Extracted records
_ _ _ _ _

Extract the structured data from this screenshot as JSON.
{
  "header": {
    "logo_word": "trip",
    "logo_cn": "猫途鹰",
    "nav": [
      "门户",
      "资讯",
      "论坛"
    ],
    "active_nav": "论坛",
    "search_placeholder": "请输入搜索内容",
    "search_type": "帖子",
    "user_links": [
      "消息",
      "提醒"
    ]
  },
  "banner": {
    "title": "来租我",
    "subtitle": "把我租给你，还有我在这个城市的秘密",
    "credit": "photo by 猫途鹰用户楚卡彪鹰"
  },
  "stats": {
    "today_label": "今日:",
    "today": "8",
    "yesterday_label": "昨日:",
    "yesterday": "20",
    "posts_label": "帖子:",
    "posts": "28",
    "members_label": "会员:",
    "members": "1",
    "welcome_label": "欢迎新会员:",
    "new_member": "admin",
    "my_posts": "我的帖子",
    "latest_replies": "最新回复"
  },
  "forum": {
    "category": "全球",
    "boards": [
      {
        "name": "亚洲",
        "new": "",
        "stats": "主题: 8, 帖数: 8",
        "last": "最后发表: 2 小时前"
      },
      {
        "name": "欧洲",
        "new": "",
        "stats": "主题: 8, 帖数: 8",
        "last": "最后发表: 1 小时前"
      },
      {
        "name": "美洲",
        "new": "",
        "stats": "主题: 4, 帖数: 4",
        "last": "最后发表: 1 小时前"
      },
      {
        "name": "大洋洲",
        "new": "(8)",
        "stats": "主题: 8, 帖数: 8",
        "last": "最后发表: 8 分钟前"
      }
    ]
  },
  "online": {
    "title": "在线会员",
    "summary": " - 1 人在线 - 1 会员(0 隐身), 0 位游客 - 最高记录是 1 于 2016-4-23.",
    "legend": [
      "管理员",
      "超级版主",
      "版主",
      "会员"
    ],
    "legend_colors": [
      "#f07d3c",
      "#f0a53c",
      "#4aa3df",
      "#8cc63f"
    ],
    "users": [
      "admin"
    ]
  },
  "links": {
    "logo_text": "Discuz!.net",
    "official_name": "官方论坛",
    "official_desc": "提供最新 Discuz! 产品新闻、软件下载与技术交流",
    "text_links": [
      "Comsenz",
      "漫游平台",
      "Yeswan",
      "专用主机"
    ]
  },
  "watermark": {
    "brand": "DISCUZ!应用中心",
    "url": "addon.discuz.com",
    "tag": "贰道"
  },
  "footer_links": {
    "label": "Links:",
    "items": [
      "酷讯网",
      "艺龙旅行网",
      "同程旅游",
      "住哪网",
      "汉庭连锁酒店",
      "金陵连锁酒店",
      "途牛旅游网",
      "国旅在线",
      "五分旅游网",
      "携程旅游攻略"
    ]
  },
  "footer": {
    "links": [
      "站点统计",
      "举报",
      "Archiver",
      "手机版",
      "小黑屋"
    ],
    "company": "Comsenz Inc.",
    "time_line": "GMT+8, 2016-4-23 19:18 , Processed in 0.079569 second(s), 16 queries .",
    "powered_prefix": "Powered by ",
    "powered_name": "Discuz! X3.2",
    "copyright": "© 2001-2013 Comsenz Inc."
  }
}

_ _ _ _ _

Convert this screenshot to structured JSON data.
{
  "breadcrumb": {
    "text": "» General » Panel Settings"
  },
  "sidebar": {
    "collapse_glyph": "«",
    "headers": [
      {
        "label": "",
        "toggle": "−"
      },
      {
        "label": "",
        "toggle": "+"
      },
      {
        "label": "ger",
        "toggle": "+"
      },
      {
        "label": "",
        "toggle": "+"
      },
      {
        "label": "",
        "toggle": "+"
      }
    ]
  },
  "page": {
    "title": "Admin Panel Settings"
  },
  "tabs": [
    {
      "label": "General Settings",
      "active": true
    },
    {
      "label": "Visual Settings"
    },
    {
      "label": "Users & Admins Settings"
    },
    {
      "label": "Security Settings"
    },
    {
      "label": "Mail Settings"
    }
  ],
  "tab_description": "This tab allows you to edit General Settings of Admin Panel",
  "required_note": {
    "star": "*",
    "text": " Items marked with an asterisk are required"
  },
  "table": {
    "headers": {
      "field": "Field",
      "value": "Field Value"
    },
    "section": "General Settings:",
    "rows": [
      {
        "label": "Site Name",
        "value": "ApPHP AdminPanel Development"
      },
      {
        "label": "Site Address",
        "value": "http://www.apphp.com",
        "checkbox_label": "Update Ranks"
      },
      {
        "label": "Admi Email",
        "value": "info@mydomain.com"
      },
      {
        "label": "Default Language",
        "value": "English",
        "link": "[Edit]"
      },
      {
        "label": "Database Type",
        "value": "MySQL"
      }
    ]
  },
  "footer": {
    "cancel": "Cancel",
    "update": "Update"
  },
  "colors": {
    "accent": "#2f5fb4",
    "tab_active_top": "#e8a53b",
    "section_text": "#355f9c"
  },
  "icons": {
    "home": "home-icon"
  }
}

_ _ _ _ _

→ **PROMPT**
Say how many lines above hold the word "最后发表", giving only the count.

→ **COMPLETED TASK**
4